> _STATED EXERCISE_: Set down each entry exactly as given; pictures should not appear in the copy.

Saved entries
────────────────────

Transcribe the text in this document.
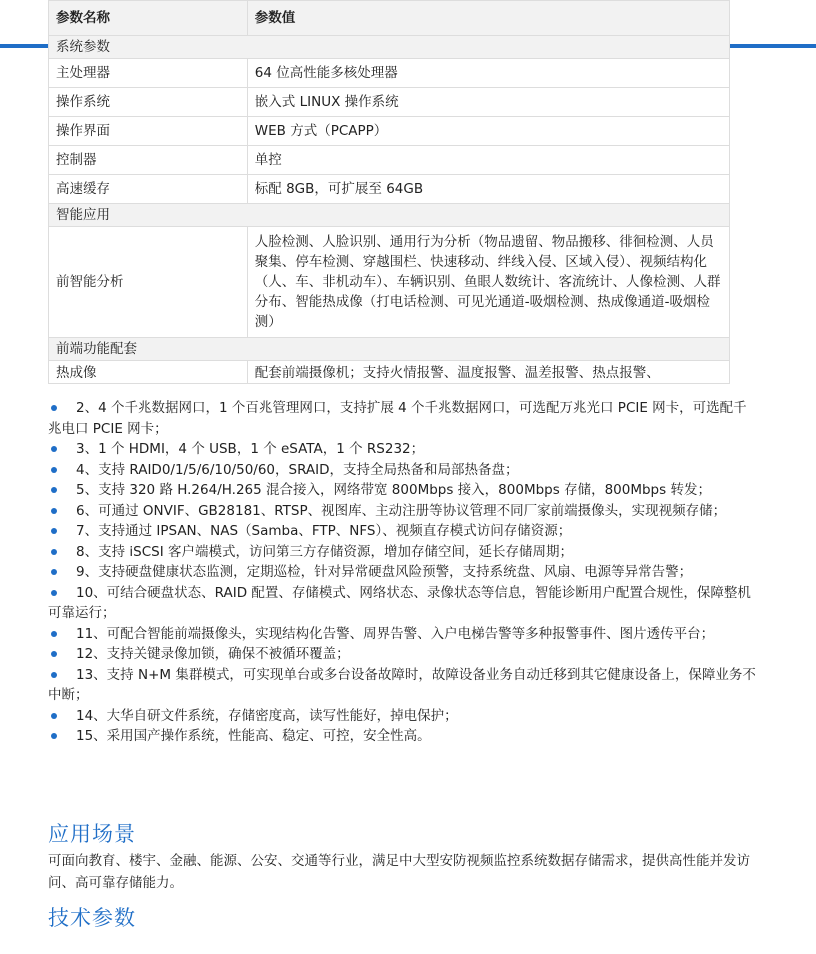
参数名称	参数值
系统参数	
主处理器	64 位高性能多核处理器
操作系统	嵌入式 LINUX 操作系统
操作界面	WEB 方式（PCAPP）
控制器	单控
高速缓存	标配 8GB，可扩展至 64GB
智能应用	
前智能分析	人脸检测、人脸识别、通用行为分析（物品遗留、物品搬移、徘徊检测、人员聚集、停车检测、穿越围栏、快速移动、绊线入侵、区域入侵）、视频结构化（人、车、非机动车）、车辆识别、鱼眼人数统计、客流统计、人像检测、人群分布、智能热成像（打电话检测、可见光通道-吸烟检测、热成像通道-吸烟检测）
前端功能配套	
热成像	配套前端摄像机；支持火情报警、温度报警、温差报警、热点报警、
2、4 个千兆数据网口，1 个百兆管理网口，支持扩展 4 个千兆数据网口，可选配万兆光口 PCIE 网卡，可选配千兆电口 PCIE 网卡；
3、1 个 HDMI，4 个 USB，1 个 eSATA，1 个 RS232；
4、支持 RAID0/1/5/6/10/50/60，SRAID，支持全局热备和局部热备盘；
5、支持 320 路 H.264/H.265 混合接入，网络带宽 800Mbps 接入，800Mbps 存储，800Mbps 转发；
6、可通过 ONVIF、GB28181、RTSP、视图库、主动注册等协议管理不同厂家前端摄像头，实现视频存储；
7、支持通过 IPSAN、NAS（Samba、FTP、NFS）、视频直存模式访问存储资源；
8、支持 iSCSI 客户端模式，访问第三方存储资源，增加存储空间，延长存储周期；
9、支持硬盘健康状态监测，定期巡检，针对异常硬盘风险预警，支持系统盘、风扇、电源等异常告警；
10、可结合硬盘状态、RAID 配置、存储模式、网络状态、录像状态等信息，智能诊断用户配置合规性，保障整机可靠运行；
11、可配合智能前端摄像头，实现结构化告警、周界告警、入户电梯告警等多种报警事件、图片透传平台；
12、支持关键录像加锁，确保不被循环覆盖；
13、支持 N+M 集群模式，可实现单台或多台设备故障时，故障设备业务自动迁移到其它健康设备上，保障业务不中断；
14、大华自研文件系统，存储密度高，读写性能好，掉电保护；
15、采用国产操作系统，性能高、稳定、可控，安全性高。
应用场景

可面向教育、楼宇、金融、能源、公安、交通等行业，满足中大型安防视频监控系统数据存储需求，提供高性能并发访问、高可靠存储能力。

技术参数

────────────────────

> _SOLVED EXERCISE_:
Transcribe the text in this document.
参数名称	参数值
系统参数	
主处理器	64 位高性能多核处理器
操作系统	嵌入式 LINUX 操作系统
操作界面	WEB 方式（PCAPP）
控制器	单控
高速缓存	标配 8GB，可扩展至 64GB
智能应用	
前智能分析	人脸检测、人脸识别、通用行为分析（物品遗留、物品搬移、徘徊检测、人员聚集、停车检测、穿越围栏、快速移动、绊线入侵、区域入侵）、视频结构化（人、车、非机动车）、车辆识别、鱼眼人数统计、客流统计、人像检测、人群分布、智能热成像（打电话检测、可见光通道-吸烟检测、热成像通道-吸烟检测）
前端功能配套	
热成像	配套前端摄像机；支持火情报警、温度报警、温差报警、热点报警、
2、4 个千兆数据网口，1 个百兆管理网口，支持扩展 4 个千兆数据网口，可选配万兆光口 PCIE 网卡，可选配千兆电口 PCIE 网卡；
3、1 个 HDMI，4 个 USB，1 个 eSATA，1 个 RS232；
4、支持 RAID0/1/5/6/10/50/60，SRAID，支持全局热备和局部热备盘；
5、支持 320 路 H.264/H.265 混合接入，网络带宽 800Mbps 接入，800Mbps 存储，800Mbps 转发；
6、可通过 ONVIF、GB28181、RTSP、视图库、主动注册等协议管理不同厂家前端摄像头，实现视频存储；
7、支持通过 IPSAN、NAS（Samba、FTP、NFS）、视频直存模式访问存储资源；
8、支持 iSCSI 客户端模式，访问第三方存储资源，增加存储空间，延长存储周期；
9、支持硬盘健康状态监测，定期巡检，针对异常硬盘风险预警，支持系统盘、风扇、电源等异常告警；
10、可结合硬盘状态、RAID 配置、存储模式、网络状态、录像状态等信息，智能诊断用户配置合规性，保障整机可靠运行；
11、可配合智能前端摄像头，实现结构化告警、周界告警、入户电梯告警等多种报警事件、图片透传平台；
12、支持关键录像加锁，确保不被循环覆盖；
13、支持 N+M 集群模式，可实现单台或多台设备故障时，故障设备业务自动迁移到其它健康设备上，保障业务不中断；
14、大华自研文件系统，存储密度高，读写性能好，掉电保护；
15、采用国产操作系统，性能高、稳定、可控，安全性高。
应用场景

可面向教育、楼宇、金融、能源、公安、交通等行业，满足中大型安防视频监控系统数据存储需求，提供高性能并发访问、高可靠存储能力。

技术参数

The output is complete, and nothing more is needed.